-- begin Excerpted passage --
Cailin Russo is an American model and musician. She is best known for her appearances in Justin Bieber music videos.

Early life 
Russo was born to rock musician Scott Russo, lead vocalist of the band Unwritten Law, and Jodi Russo (née Kirtland), and was raised in Encinitas, CA. She is the subject of Unwritten Law's 1998 song "Cailin". She also has two brothers.

Career 
Russo began modeling "accidentally". She has modeled for brands such as Forever 21, Wildfox Couture, Ocean Pacific, Pacsun, American Apparel, Free People, and Brandy Melville. Russo was cast as Justin Bieber's love interest in the music videos "All That Matters" and "Confident" by a family friend.
-- end Excerpted passage --
> Required task:
Extend the biographical article on Cailin Russo, beginning right after its final sentence.
-- begin Record set --
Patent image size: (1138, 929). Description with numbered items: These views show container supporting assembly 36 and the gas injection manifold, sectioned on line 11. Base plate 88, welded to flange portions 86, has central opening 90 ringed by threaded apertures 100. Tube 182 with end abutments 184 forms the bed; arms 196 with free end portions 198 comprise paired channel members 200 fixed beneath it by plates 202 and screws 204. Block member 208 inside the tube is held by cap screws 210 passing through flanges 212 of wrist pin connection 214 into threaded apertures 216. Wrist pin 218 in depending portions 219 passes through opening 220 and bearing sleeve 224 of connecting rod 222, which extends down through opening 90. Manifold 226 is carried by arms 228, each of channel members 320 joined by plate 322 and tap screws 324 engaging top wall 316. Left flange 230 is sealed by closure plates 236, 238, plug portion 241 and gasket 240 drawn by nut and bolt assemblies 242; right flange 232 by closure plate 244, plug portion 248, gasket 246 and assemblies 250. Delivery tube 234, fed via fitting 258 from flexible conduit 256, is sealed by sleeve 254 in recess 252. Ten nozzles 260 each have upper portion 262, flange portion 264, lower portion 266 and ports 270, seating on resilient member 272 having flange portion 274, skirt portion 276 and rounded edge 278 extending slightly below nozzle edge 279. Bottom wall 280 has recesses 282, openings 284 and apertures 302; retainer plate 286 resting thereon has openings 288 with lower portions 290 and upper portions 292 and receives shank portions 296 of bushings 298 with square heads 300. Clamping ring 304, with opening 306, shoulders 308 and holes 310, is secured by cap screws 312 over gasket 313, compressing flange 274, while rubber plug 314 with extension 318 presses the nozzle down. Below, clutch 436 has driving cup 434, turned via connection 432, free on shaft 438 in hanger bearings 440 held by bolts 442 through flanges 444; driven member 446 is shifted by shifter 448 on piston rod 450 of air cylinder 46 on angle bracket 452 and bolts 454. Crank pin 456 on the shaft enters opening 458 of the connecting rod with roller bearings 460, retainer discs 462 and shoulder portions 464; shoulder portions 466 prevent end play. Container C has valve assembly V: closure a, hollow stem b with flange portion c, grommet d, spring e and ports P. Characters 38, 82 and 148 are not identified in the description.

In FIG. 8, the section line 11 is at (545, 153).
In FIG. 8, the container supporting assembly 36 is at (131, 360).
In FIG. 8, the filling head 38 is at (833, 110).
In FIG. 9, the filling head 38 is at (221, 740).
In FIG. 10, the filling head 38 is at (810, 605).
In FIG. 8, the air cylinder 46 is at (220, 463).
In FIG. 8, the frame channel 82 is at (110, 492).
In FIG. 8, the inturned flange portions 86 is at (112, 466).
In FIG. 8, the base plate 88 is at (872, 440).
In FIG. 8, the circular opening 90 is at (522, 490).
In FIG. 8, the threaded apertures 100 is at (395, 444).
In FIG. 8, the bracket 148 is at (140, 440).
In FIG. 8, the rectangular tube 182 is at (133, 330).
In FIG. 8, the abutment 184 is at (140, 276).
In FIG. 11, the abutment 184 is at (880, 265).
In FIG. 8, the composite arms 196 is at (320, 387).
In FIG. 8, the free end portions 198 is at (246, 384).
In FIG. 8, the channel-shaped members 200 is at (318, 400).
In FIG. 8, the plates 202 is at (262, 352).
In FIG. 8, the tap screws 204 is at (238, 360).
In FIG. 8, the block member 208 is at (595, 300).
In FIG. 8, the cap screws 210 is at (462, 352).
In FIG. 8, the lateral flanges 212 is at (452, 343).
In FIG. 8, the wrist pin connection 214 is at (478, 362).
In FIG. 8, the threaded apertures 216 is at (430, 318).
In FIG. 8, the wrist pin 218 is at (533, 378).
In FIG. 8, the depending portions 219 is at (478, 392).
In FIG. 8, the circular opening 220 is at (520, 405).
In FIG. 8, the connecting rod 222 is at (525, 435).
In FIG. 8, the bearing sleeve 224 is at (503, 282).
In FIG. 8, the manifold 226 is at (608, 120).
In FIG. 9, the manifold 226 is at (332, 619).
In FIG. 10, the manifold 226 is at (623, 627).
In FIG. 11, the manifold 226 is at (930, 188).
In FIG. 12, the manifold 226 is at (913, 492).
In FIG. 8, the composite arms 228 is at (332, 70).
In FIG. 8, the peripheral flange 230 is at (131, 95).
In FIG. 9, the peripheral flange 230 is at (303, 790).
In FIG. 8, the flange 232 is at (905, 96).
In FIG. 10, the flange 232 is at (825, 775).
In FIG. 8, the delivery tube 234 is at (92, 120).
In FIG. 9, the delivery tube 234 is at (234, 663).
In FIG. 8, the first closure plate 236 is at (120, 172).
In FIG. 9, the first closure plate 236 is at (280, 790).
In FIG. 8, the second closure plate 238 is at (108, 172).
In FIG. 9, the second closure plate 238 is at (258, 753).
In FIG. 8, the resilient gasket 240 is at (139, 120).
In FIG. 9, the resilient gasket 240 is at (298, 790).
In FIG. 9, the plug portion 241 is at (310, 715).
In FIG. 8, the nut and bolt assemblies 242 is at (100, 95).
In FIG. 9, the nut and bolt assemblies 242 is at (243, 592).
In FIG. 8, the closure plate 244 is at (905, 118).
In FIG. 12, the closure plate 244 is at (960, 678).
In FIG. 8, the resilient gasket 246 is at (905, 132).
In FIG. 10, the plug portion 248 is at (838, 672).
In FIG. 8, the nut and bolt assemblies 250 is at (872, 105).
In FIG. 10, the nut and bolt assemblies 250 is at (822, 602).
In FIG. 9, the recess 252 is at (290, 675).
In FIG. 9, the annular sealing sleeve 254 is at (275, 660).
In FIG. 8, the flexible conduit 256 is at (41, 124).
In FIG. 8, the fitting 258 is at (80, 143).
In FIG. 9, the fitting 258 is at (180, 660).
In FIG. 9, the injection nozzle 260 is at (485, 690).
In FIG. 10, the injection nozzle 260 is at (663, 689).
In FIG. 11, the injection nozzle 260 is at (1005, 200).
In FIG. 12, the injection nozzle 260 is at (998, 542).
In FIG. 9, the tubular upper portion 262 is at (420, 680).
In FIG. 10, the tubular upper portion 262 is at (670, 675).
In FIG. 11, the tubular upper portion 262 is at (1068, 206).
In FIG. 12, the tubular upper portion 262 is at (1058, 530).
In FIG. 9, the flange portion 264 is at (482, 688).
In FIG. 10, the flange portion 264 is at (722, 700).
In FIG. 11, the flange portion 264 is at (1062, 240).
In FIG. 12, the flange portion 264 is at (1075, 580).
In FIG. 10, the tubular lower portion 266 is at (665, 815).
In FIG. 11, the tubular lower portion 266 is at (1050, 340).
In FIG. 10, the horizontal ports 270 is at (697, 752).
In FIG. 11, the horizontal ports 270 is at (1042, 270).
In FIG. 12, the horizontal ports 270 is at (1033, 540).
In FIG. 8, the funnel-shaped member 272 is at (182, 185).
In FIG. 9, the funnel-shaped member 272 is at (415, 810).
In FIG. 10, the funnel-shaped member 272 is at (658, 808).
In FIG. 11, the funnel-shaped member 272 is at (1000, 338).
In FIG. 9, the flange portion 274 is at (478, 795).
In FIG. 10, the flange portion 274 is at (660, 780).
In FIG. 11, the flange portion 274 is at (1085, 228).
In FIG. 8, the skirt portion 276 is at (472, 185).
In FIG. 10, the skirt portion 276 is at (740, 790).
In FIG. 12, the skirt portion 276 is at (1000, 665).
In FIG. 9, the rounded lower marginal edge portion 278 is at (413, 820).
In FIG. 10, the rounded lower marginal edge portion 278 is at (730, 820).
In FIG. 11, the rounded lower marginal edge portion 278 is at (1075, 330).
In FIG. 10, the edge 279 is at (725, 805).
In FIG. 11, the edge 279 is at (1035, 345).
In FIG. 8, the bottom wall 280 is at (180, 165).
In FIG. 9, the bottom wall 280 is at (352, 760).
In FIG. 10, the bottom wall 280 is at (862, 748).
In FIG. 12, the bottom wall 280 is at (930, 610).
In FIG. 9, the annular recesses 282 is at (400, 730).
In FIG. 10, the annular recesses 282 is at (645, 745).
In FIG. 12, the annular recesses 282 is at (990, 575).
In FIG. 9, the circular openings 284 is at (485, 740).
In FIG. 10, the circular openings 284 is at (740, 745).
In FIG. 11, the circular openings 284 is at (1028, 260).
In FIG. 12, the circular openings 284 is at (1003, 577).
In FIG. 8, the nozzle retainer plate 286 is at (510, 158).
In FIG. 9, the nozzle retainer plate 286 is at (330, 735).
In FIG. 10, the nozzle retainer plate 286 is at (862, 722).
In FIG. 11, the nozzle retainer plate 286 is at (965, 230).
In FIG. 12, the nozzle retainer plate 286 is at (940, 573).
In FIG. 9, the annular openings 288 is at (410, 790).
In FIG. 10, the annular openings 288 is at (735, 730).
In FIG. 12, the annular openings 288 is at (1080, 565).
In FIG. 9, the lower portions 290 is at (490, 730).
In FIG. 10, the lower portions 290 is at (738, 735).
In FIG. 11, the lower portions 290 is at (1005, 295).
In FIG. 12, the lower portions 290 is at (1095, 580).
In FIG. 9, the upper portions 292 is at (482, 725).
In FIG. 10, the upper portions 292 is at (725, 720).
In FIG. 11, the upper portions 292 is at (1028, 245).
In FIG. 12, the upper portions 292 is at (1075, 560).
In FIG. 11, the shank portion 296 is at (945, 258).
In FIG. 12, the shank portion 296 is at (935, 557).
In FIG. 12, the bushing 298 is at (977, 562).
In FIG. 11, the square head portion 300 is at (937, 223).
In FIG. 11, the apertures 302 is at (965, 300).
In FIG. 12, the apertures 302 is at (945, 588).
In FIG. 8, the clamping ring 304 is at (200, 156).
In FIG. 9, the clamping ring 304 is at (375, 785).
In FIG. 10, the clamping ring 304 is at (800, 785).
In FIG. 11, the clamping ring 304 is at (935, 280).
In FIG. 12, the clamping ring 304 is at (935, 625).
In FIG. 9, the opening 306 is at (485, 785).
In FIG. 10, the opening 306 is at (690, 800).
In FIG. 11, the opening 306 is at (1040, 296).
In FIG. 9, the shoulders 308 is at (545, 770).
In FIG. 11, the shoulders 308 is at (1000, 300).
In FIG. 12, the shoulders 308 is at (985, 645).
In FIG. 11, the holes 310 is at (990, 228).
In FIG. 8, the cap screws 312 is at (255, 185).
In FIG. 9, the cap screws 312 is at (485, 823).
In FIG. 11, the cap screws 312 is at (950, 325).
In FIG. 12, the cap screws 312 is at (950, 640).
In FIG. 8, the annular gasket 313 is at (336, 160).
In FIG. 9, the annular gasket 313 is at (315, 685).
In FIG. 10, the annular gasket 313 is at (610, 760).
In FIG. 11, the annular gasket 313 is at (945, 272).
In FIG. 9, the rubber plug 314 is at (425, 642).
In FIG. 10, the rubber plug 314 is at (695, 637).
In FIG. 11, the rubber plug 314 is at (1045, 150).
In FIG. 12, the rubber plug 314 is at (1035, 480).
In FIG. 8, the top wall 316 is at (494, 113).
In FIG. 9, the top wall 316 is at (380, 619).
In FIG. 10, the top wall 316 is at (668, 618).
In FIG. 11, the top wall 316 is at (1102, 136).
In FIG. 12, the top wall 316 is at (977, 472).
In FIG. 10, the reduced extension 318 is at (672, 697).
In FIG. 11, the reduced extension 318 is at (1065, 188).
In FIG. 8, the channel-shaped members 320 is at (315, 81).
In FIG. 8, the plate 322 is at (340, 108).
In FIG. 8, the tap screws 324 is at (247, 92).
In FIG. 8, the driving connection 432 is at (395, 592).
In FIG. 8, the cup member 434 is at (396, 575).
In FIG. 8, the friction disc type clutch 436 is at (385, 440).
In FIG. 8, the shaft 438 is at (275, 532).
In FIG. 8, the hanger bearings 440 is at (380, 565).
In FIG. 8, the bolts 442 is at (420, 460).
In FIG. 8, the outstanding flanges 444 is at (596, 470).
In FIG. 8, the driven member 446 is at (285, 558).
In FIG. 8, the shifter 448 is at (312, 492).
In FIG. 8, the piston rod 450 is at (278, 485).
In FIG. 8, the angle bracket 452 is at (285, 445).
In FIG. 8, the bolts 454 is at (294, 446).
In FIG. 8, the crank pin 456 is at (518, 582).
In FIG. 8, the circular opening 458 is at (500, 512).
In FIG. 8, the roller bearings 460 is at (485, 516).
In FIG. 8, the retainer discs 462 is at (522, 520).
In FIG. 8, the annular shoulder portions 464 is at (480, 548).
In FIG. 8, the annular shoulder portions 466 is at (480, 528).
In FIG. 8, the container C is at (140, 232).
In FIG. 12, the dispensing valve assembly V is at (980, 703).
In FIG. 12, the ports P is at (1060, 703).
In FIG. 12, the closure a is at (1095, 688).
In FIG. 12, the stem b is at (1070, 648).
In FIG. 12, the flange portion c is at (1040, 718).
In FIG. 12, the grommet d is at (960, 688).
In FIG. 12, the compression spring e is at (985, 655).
-- end Record set --
> Final answer:
Music 
Russo is the lead singer of her eponymous band RUSSO. In 2018, she released an EP, House with a Pool, and has since released two singles: "Phoenix" and "Love No More." She cites Missy Elliott, OutKast, 
Gorillaz, Gwen Stefani, Bill Withers, Lauryn Hill, and Stevie Wonder as influences. RUSSO's sound has been described as "grunge-influenced punk rock, with a pinch of pop thrown in for good measure." They have toured with Jessie Ware and Madison Beer. RUSSO includes drummer Hayley Brownell, guitarist Tyler McCarthy, and bassist Sean Ritchie.

She collaborated with Chrissy Costanza in the song "Phoenix" that was made for the League of Legends World Championship 2019.

References 

Living people
Models from San Diego
American female models
American women singers
Female models from California
Singers from California
Year of birth missing (living people)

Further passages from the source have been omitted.